[Brief]
Print the listing that follows, character for character.

[Data lines]
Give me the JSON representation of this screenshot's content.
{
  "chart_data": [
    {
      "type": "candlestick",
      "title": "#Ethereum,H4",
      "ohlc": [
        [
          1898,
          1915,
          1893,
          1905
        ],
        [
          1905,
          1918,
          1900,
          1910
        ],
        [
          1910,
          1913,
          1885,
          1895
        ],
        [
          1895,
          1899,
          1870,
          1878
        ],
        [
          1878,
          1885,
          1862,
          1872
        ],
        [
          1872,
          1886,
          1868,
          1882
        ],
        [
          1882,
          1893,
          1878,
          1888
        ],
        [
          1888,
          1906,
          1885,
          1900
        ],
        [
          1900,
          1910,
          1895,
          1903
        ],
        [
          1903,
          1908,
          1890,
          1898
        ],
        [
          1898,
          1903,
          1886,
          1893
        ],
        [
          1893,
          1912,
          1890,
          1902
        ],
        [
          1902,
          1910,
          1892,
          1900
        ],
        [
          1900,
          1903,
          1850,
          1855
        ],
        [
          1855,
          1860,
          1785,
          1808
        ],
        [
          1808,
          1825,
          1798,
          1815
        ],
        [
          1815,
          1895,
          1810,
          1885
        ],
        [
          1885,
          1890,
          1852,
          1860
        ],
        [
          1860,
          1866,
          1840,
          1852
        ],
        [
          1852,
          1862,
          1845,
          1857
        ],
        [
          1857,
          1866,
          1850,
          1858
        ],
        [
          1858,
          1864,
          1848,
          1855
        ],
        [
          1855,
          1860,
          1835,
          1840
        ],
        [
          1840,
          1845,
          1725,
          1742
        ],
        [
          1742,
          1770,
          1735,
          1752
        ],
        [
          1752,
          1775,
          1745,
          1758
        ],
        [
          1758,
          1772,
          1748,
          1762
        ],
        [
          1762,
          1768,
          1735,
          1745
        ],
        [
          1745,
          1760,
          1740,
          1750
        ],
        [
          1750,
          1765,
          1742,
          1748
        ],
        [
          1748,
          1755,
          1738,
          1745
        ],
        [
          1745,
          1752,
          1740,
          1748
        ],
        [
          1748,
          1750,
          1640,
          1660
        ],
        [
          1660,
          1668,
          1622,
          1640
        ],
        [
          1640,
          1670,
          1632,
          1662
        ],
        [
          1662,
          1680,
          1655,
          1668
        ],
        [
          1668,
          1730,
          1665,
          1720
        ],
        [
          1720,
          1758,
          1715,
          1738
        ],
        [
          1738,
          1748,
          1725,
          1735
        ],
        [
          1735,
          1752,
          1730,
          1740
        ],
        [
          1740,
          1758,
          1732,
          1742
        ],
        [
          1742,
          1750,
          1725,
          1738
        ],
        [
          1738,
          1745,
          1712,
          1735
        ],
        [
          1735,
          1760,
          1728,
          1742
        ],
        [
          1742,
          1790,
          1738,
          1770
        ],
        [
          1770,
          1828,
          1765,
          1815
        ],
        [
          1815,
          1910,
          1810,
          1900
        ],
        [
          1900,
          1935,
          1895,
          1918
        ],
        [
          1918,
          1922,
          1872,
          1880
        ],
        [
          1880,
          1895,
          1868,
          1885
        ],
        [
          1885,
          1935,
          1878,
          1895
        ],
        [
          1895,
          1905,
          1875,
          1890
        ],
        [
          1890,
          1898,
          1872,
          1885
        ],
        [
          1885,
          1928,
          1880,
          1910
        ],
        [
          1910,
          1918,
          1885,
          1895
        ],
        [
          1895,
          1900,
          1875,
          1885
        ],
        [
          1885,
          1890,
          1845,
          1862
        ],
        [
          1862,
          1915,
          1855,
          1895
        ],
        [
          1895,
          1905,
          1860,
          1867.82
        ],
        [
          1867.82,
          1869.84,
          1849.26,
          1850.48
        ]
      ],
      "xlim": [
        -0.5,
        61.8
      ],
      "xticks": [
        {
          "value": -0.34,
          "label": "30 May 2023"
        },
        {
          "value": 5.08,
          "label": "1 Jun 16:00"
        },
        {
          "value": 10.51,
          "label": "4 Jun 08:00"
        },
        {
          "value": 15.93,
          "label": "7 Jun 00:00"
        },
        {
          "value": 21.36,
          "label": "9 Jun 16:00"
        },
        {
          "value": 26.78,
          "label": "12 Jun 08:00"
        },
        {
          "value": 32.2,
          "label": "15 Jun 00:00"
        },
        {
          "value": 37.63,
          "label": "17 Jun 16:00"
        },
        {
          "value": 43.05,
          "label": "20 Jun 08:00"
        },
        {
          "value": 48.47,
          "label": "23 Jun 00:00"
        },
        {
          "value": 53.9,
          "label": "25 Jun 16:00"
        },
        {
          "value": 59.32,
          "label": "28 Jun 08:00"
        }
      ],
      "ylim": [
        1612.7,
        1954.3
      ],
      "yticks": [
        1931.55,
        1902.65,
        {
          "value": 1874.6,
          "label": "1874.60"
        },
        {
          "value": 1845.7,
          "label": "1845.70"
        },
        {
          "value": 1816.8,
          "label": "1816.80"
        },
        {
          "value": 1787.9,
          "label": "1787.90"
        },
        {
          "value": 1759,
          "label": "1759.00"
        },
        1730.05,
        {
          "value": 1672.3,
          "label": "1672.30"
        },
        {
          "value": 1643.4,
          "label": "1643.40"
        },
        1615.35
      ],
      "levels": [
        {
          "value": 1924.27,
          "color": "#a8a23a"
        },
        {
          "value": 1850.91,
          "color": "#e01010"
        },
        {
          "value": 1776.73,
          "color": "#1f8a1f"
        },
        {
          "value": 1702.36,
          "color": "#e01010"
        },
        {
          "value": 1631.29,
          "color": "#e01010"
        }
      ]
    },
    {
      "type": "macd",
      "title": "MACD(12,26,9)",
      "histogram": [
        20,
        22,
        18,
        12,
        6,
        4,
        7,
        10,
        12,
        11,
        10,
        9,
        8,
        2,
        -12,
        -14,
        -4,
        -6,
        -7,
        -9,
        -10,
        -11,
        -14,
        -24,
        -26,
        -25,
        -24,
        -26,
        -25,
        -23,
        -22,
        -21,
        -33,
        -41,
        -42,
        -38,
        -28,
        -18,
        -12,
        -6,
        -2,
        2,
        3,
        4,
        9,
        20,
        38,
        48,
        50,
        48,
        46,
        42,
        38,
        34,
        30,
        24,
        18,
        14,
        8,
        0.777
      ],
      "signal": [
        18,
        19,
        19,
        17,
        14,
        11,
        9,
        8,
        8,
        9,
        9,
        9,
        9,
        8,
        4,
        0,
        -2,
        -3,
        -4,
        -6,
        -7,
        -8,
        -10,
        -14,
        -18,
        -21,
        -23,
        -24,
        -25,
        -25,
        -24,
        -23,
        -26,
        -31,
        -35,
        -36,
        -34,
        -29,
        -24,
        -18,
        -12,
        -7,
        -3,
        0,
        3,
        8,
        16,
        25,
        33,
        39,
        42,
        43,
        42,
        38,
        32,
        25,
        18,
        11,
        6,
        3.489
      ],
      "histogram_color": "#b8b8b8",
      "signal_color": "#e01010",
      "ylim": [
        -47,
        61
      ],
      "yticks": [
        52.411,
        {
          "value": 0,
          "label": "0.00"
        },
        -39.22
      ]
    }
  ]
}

[Reply]
Give me the JSON representation of this screenshot's content.
{
  "chart_data": [
    {
      "type": "candlestick",
      "title": "#Ethereum,H4",
      "ohlc": [
        [
          1898,
          1915,
          1893,
          1905
        ],
        [
          1905,
          1918,
          1900,
          1910
        ],
        [
          1910,
          1913,
          1885,
          1895
        ],
        [
          1895,
          1899,
          1870,
          1878
        ],
        [
          1878,
          1885,
          1862,
          1872
        ],
        [
          1872,
          1886,
          1868,
          1882
        ],
        [
          1882,
          1893,
          1878,
          1888
        ],
        [
          1888,
          1906,
          1885,
          1900
        ],
        [
          1900,
          1910,
          1895,
          1903
        ],
        [
          1903,
          1908,
          1890,
          1898
        ],
        [
          1898,
          1903,
          1886,
          1893
        ],
        [
          1893,
          1912,
          1890,
          1902
        ],
        [
          1902,
          1910,
          1892,
          1900
        ],
        [
          1900,
          1903,
          1850,
          1855
        ],
        [
          1855,
          1860,
          1785,
          1808
        ],
        [
          1808,
          1825,
          1798,
          1815
        ],
        [
          1815,
          1895,
          1810,
          1885
        ],
        [
          1885,
          1890,
          1852,
          1860
        ],
        [
          1860,
          1866,
          1840,
          1852
        ],
        [
          1852,
          1862,
          1845,
          1857
        ],
        [
          1857,
          1866,
          1850,
          1858
        ],
        [
          1858,
          1864,
          1848,
          1855
        ],
        [
          1855,
          1860,
          1835,
          1840
        ],
        [
          1840,
          1845,
          1725,
          1742
        ],
        [
          1742,
          1770,
          1735,
          1752
        ],
        [
          1752,
          1775,
          1745,
          1758
        ],
        [
          1758,
          1772,
          1748,
          1762
        ],
        [
          1762,
          1768,
          1735,
          1745
        ],
        [
          1745,
          1760,
          1740,
          1750
        ],
        [
          1750,
          1765,
          1742,
          1748
        ],
        [
          1748,
          1755,
          1738,
          1745
        ],
        [
          1745,
          1752,
          1740,
          1748
        ],
        [
          1748,
          1750,
          1640,
          1660
        ],
        [
          1660,
          1668,
          1622,
          1640
        ],
        [
          1640,
          1670,
          1632,
          1662
        ],
        [
          1662,
          1680,
          1655,
          1668
        ],
        [
          1668,
          1730,
          1665,
          1720
        ],
        [
          1720,
          1758,
          1715,
          1738
        ],
        [
          1738,
          1748,
          1725,
          1735
        ],
        [
          1735,
          1752,
          1730,
          1740
        ],
        [
          1740,
          1758,
          1732,
          1742
        ],
        [
          1742,
          1750,
          1725,
          1738
        ],
        [
          1738,
          1745,
          1712,
          1735
        ],
        [
          1735,
          1760,
          1728,
          1742
        ],
        [
          1742,
          1790,
          1738,
          1770
        ],
        [
          1770,
          1828,
          1765,
          1815
        ],
        [
          1815,
          1910,
          1810,
          1900
        ],
        [
          1900,
          1935,
          1895,
          1918
        ],
        [
          1918,
          1922,
          1872,
          1880
        ],
        [
          1880,
          1895,
          1868,
          1885
        ],
        [
          1885,
          1935,
          1878,
          1895
        ],
        [
          1895,
          1905,
          1875,
          1890
        ],
        [
          1890,
          1898,
          1872,
          1885
        ],
        [
          1885,
          1928,
          1880,
          1910
        ],
        [
          1910,
          1918,
          1885,
          1895
        ],
        [
          1895,
          1900,
          1875,
          1885
        ],
        [
          1885,
          1890,
          1845,
          1862
        ],
        [
          1862,
          1915,
          1855,
          1895
        ],
        [
          1895,
          1905,
          1860,
          1867.82
        ],
        [
          1867.82,
          1869.84,
          1849.26,
          1850.48
        ]
      ],
      "xlim": [
        -0.5,
        61.8
      ],
      "xticks": [
        {
          "value": -0.34,
          "label": "30 May 2023"
        },
        {
          "value": 5.08,
          "label": "1 Jun 16:00"
        },
        {
          "value": 10.51,
          "label": "4 Jun 08:00"
        },
        {
          "value": 15.93,
          "label": "7 Jun 00:00"
        },
        {
          "value": 21.36,
          "label": "9 Jun 16:00"
        },
        {
          "value": 26.78,
          "label": "12 Jun 08:00"
        },
        {
          "value": 32.2,
          "label": "15 Jun 00:00"
        },
        {
          "value": 37.63,
          "label": "17 Jun 16:00"
        },
        {
          "value": 43.05,
          "label": "20 Jun 08:00"
        },
        {
          "value": 48.47,
          "label": "23 Jun 00:00"
        },
        {
          "value": 53.9,
          "label": "25 Jun 16:00"
        },
        {
          "value": 59.32,
          "label": "28 Jun 08:00"
        }
      ],
      "ylim": [
        1612.7,
        1954.3
      ],
      "yticks": [
        1931.55,
        1902.65,
        {
          "value": 1874.6,
          "label": "1874.60"
        },
        {
          "value": 1845.7,
          "label": "1845.70"
        },
        {
          "value": 1816.8,
          "label": "1816.80"
        },
        {
          "value": 1787.9,
          "label": "1787.90"
        },
        {
          "value": 1759,
          "label": "1759.00"
        },
        1730.05,
        {
          "value": 1672.3,
          "label": "1672.30"
        },
        {
          "value": 1643.4,
          "label": "1643.40"
        },
        1615.35
      ],
      "levels": [
        {
          "value": 1924.27,
          "color": "#a8a23a"
        },
        {
          "value": 1850.91,
          "color": "#e01010"
        },
        {
          "value": 1776.73,
          "color": "#1f8a1f"
        },
        {
          "value": 1702.36,
          "color": "#e01010"
        },
        {
          "value": 1631.29,
          "color": "#e01010"
        }
      ]
    },
    {
      "type": "macd",
      "title": "MACD(12,26,9)",
      "histogram": [
        20,
        22,
        18,
        12,
        6,
        4,
        7,
        10,
        12,
        11,
        10,
        9,
        8,
        2,
        -12,
        -14,
        -4,
        -6,
        -7,
        -9,
        -10,
        -11,
        -14,
        -24,
        -26,
        -25,
        -24,
        -26,
        -25,
        -23,
        -22,
        -21,
        -33,
        -41,
        -42,
        -38,
        -28,
        -18,
        -12,
        -6,
        -2,
        2,
        3,
        4,
        9,
        20,
        38,
        48,
        50,
        48,
        46,
        42,
        38,
        34,
        30,
        24,
        18,
        14,
        8,
        0.777
      ],
      "signal": [
        18,
        19,
        19,
        17,
        14,
        11,
        9,
        8,
        8,
        9,
        9,
        9,
        9,
        8,
        4,
        0,
        -2,
        -3,
        -4,
        -6,
        -7,
        -8,
        -10,
        -14,
        -18,
        -21,
        -23,
        -24,
        -25,
        -25,
        -24,
        -23,
        -26,
        -31,
        -35,
        -36,
        -34,
        -29,
        -24,
        -18,
        -12,
        -7,
        -3,
        0,
        3,
        8,
        16,
        25,
        33,
        39,
        42,
        43,
        42,
        38,
        32,
        25,
        18,
        11,
        6,
        3.489
      ],
      "histogram_color": "#b8b8b8",
      "signal_color": "#e01010",
      "ylim": [
        -47,
        61
      ],
      "yticks": [
        52.411,
        {
          "value": 0,
          "label": "0.00"
        },
        -39.22
      ]
    }
  ]
}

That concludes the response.